** Start DATA SHOWN **

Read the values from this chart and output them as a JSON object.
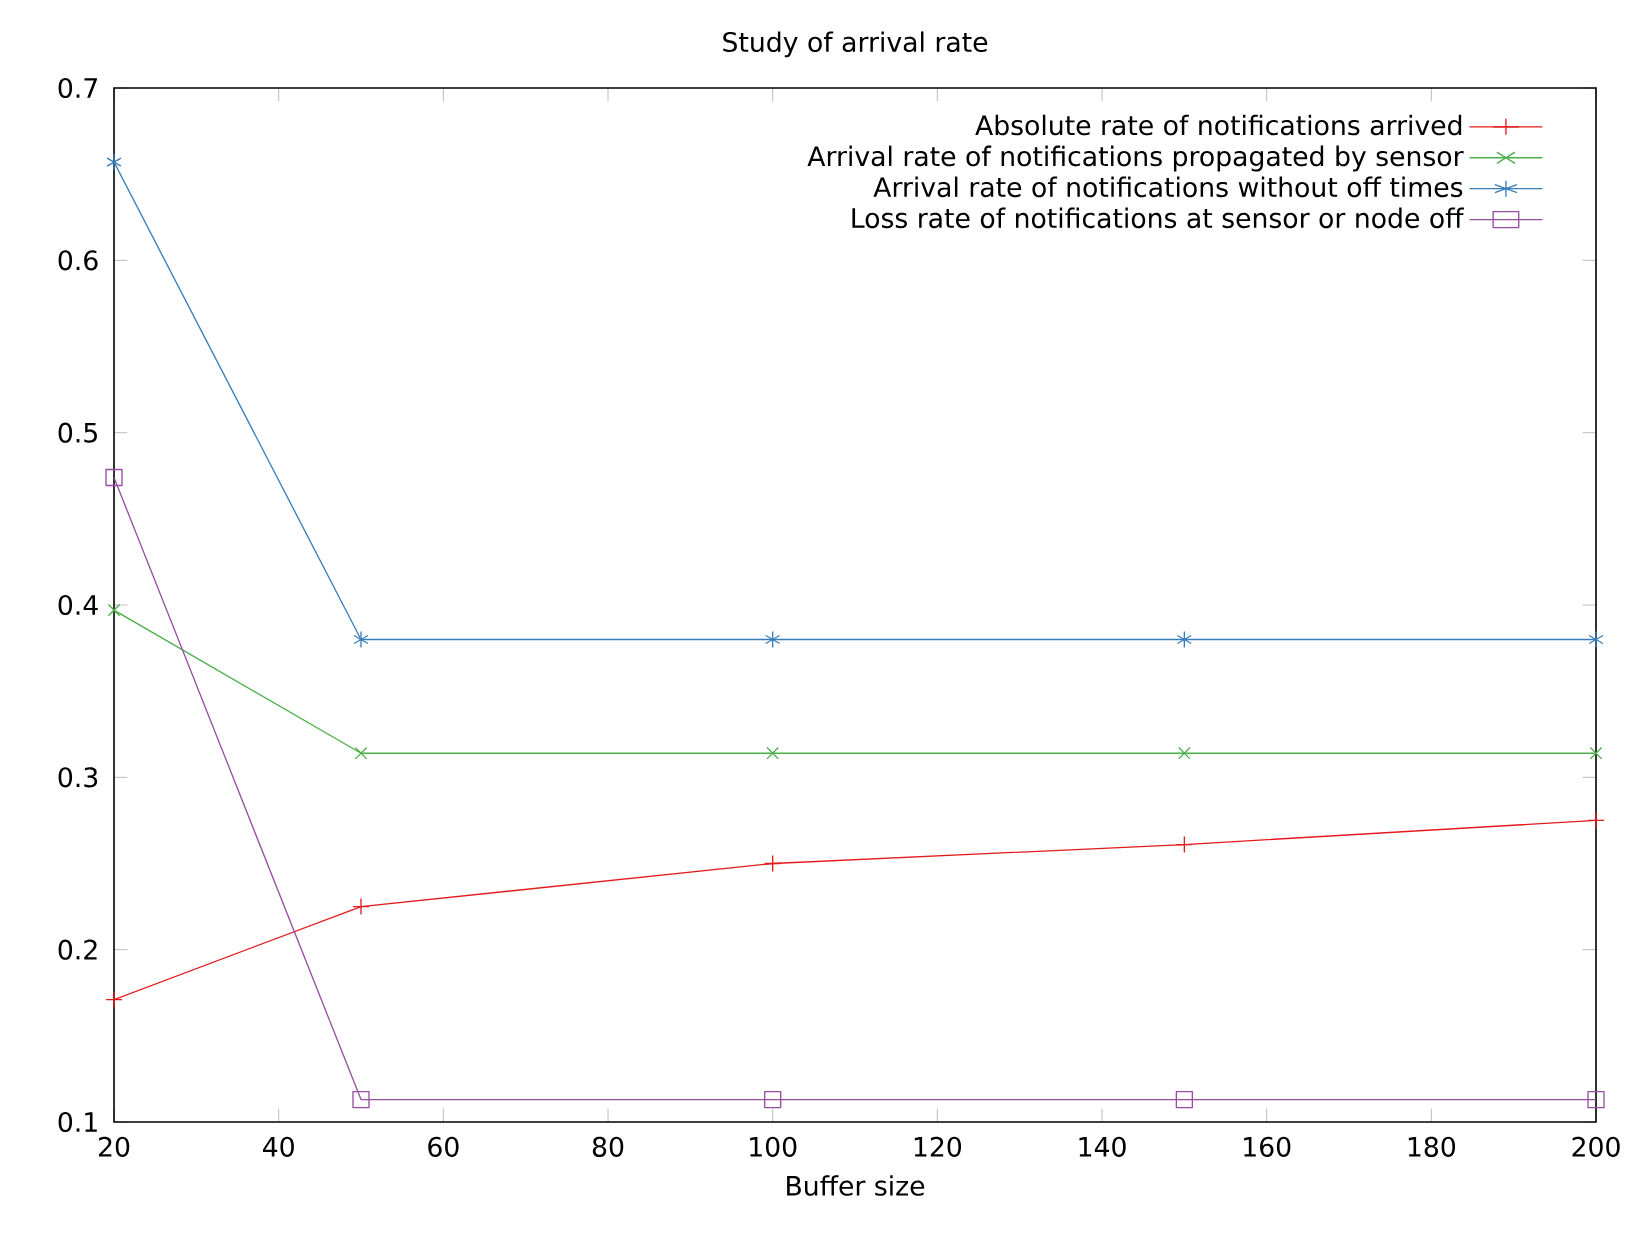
{
  "chart_data": {
    "type": "line",
    "title": "Study of arrival rate",
    "xlabel": "Buffer size",
    "x": [
      20,
      50,
      100,
      150,
      200
    ],
    "series": [
      {
        "name": "Absolute rate of notifications arrived",
        "color": "#e41a1c",
        "marker": "plus",
        "values": [
          0.171,
          0.225,
          0.25,
          0.261,
          0.275
        ]
      },
      {
        "name": "Arrival rate of notifications propagated by sensor",
        "color": "#4daf4a",
        "marker": "x",
        "values": [
          0.397,
          0.314,
          0.314,
          0.314,
          0.314
        ]
      },
      {
        "name": "Arrival rate of notifications without off times",
        "color": "#377eb8",
        "marker": "cross",
        "values": [
          0.657,
          0.38,
          0.38,
          0.38,
          0.38
        ]
      },
      {
        "name": "Loss rate of notifications at sensor or node off",
        "color": "#984ea3",
        "marker": "square",
        "values": [
          0.474,
          0.113,
          0.113,
          0.113,
          0.113
        ]
      }
    ],
    "xlim": [
      20,
      200
    ],
    "xticks": [
      20,
      40,
      60,
      80,
      100,
      120,
      140,
      160,
      180,
      200
    ],
    "ylim": [
      0.1,
      0.7
    ],
    "yticks": [
      0.1,
      0.2,
      0.3,
      0.4,
      0.5,
      0.6,
      0.7
    ],
    "grid": false,
    "legend": "top right",
    "line_style": "solid"
  }
}
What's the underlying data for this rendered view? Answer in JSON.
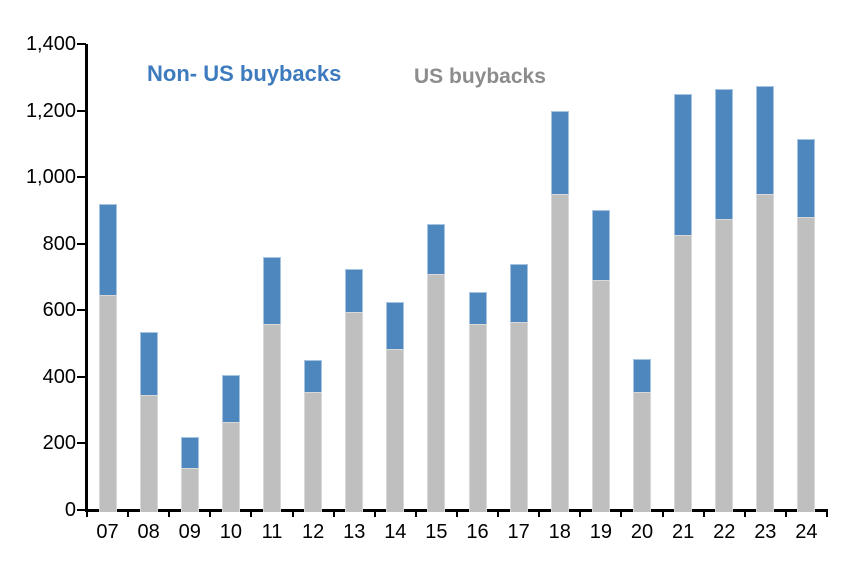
{
  "legend": {
    "non_us_label": "Non- US buybacks",
    "us_label": "US buybacks"
  },
  "colors": {
    "non_us_fill": "#4E86BE",
    "non_us_border": "#A6C3E1",
    "us_fill": "#BFBFBF",
    "us_border": "#D8D8D8",
    "legend_non_us_text": "#3E7BBE",
    "legend_us_text": "#8C8C8C",
    "axis": "#000000"
  },
  "chart_data": {
    "type": "bar",
    "stacked": true,
    "title": "",
    "xlabel": "",
    "ylabel": "",
    "categories": [
      "07",
      "08",
      "09",
      "10",
      "11",
      "12",
      "13",
      "14",
      "15",
      "16",
      "17",
      "18",
      "19",
      "20",
      "21",
      "22",
      "23",
      "24"
    ],
    "series": [
      {
        "name": "US buybacks",
        "color_key": "us",
        "values": [
          645,
          345,
          125,
          265,
          560,
          355,
          595,
          485,
          710,
          560,
          565,
          950,
          690,
          355,
          825,
          875,
          950,
          880
        ]
      },
      {
        "name": "Non- US buybacks",
        "color_key": "non_us",
        "values": [
          275,
          190,
          95,
          140,
          200,
          95,
          130,
          140,
          150,
          95,
          175,
          250,
          210,
          100,
          425,
          390,
          325,
          235
        ]
      }
    ],
    "totals": [
      920,
      535,
      220,
      405,
      760,
      450,
      725,
      625,
      860,
      655,
      740,
      1200,
      900,
      455,
      1250,
      1265,
      1275,
      1115
    ],
    "ylim": [
      0,
      1400
    ],
    "ytick_step": 200,
    "ytick_labels": [
      "0",
      "200",
      "400",
      "600",
      "800",
      "1,000",
      "1,200",
      "1,400"
    ],
    "grid": false,
    "legend_position": "top-inside"
  }
}
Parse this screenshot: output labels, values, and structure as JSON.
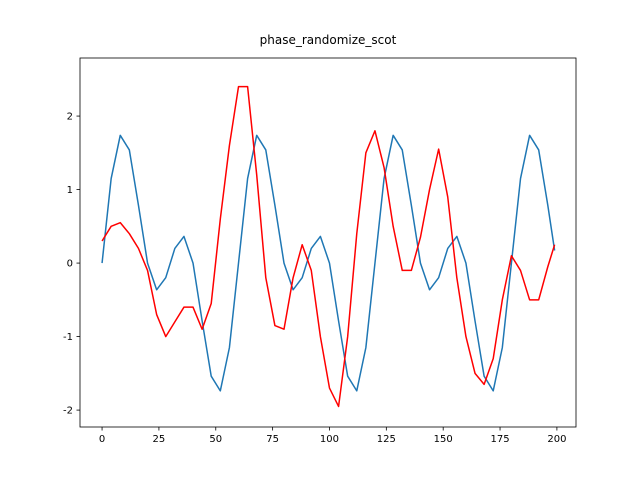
{
  "chart_data": {
    "type": "line",
    "title": "phase_randomize_scot",
    "x": [
      0,
      4,
      8,
      12,
      16,
      20,
      24,
      28,
      32,
      36,
      40,
      44,
      48,
      52,
      56,
      60,
      64,
      68,
      72,
      76,
      80,
      84,
      88,
      92,
      96,
      100,
      104,
      108,
      112,
      116,
      120,
      124,
      128,
      132,
      136,
      140,
      144,
      148,
      152,
      156,
      160,
      164,
      168,
      172,
      176,
      180,
      184,
      188,
      192,
      196,
      199
    ],
    "series": [
      {
        "color": "#1f77b4",
        "values": [
          0,
          1.15,
          1.738,
          1.539,
          0.787,
          0,
          -0.363,
          -0.199,
          0.199,
          0.363,
          0,
          -0.787,
          -1.539,
          -1.738,
          -1.15,
          0,
          1.15,
          1.738,
          1.539,
          0.787,
          0,
          -0.363,
          -0.199,
          0.199,
          0.363,
          0,
          -0.787,
          -1.539,
          -1.738,
          -1.15,
          0,
          1.15,
          1.738,
          1.539,
          0.787,
          0,
          -0.363,
          -0.199,
          0.199,
          0.363,
          0,
          -0.787,
          -1.539,
          -1.738,
          -1.15,
          0,
          1.15,
          1.738,
          1.539,
          0.787,
          0.171
        ]
      },
      {
        "color": "#ff0000",
        "values": [
          0.3,
          0.5,
          0.55,
          0.4,
          0.2,
          -0.1,
          -0.7,
          -1.0,
          -0.8,
          -0.6,
          -0.6,
          -0.9,
          -0.55,
          0.6,
          1.6,
          2.4,
          2.4,
          1.2,
          -0.2,
          -0.85,
          -0.9,
          -0.2,
          0.25,
          -0.1,
          -1.0,
          -1.7,
          -1.95,
          -1.0,
          0.4,
          1.5,
          1.8,
          1.3,
          0.5,
          -0.1,
          -0.1,
          0.35,
          1.0,
          1.55,
          0.9,
          -0.2,
          -1.0,
          -1.5,
          -1.65,
          -1.3,
          -0.5,
          0.1,
          -0.1,
          -0.5,
          -0.5,
          -0.05,
          0.25
        ]
      }
    ],
    "xlim": [
      -9.7,
      208.4
    ],
    "ylim": [
      -2.23,
      2.79
    ],
    "xticks": [
      0,
      25,
      50,
      75,
      100,
      125,
      150,
      175,
      200
    ],
    "yticks": [
      -2,
      -1,
      0,
      1,
      2
    ]
  }
}
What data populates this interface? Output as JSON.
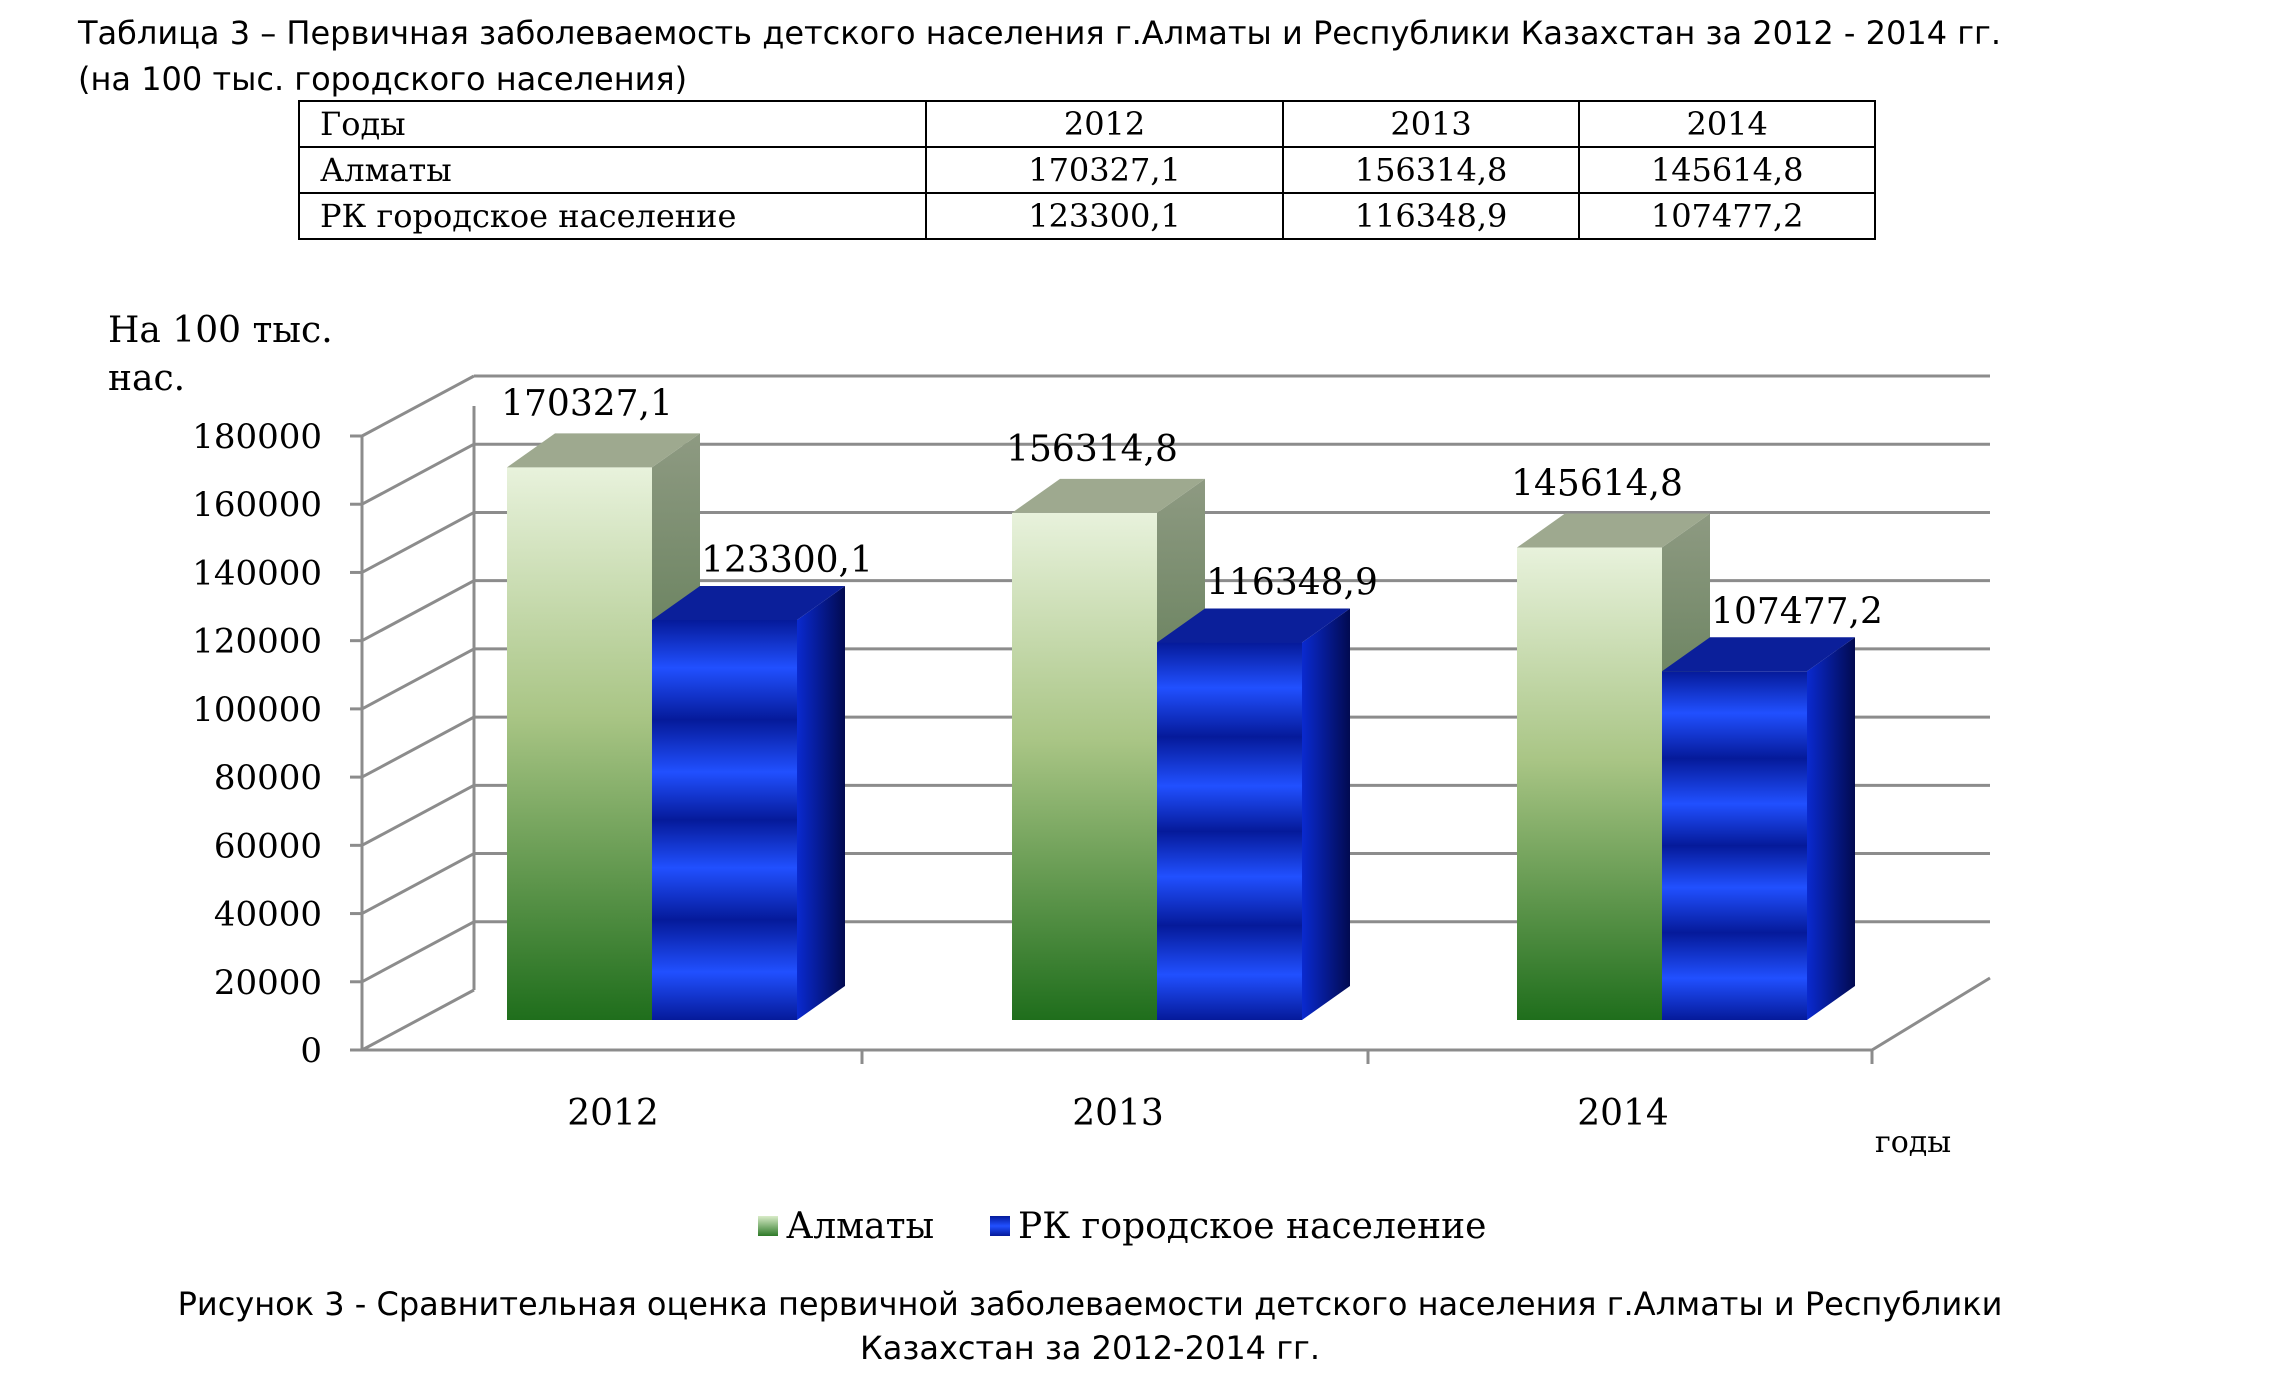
{
  "table": {
    "caption_line1": "Таблица 3 – Первичная заболеваемость детского населения г.Алматы и Республики Казахстан за 2012 - 2014 гг.",
    "caption_line2": "(на 100 тыс. городского населения)",
    "header": [
      "Годы",
      "2012",
      "2013",
      "2014"
    ],
    "rows": [
      [
        "Алматы",
        "170327,1",
        "156314,8",
        "145614,8"
      ],
      [
        "РК городское население",
        "123300,1",
        "116348,9",
        "107477,2"
      ]
    ]
  },
  "chart_data": {
    "type": "bar",
    "style": "3d-clustered-column",
    "categories": [
      "2012",
      "2013",
      "2014"
    ],
    "series": [
      {
        "name": "Алматы",
        "values": [
          170327.1,
          156314.8,
          145614.8
        ],
        "labels": [
          "170327,1",
          "156314,8",
          "145614,8"
        ],
        "color": "#7fb060"
      },
      {
        "name": "РК городское население",
        "values": [
          123300.1,
          116348.9,
          107477.2
        ],
        "labels": [
          "123300,1",
          "116348,9",
          "107477,2"
        ],
        "color": "#1a3fe0"
      }
    ],
    "ylabel_line1": "На 100 тыс.",
    "ylabel_line2": "нас.",
    "xlabel": "годы",
    "ylim": [
      0,
      180000
    ],
    "yticks": [
      "0",
      "20000",
      "40000",
      "60000",
      "80000",
      "100000",
      "120000",
      "140000",
      "160000",
      "180000"
    ],
    "grid": true,
    "legend_position": "bottom"
  },
  "figure_caption_line1": "Рисунок 3 - Сравнительная оценка первичной заболеваемости детского  населения г.Алматы и Республики",
  "figure_caption_line2": "Казахстан за 2012-2014 гг."
}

** End DATA SHOWN **

SET EXERCISE: A single figure is required: the number of lines above in which the word "notifications" occurs.

FINAL RESULT: 4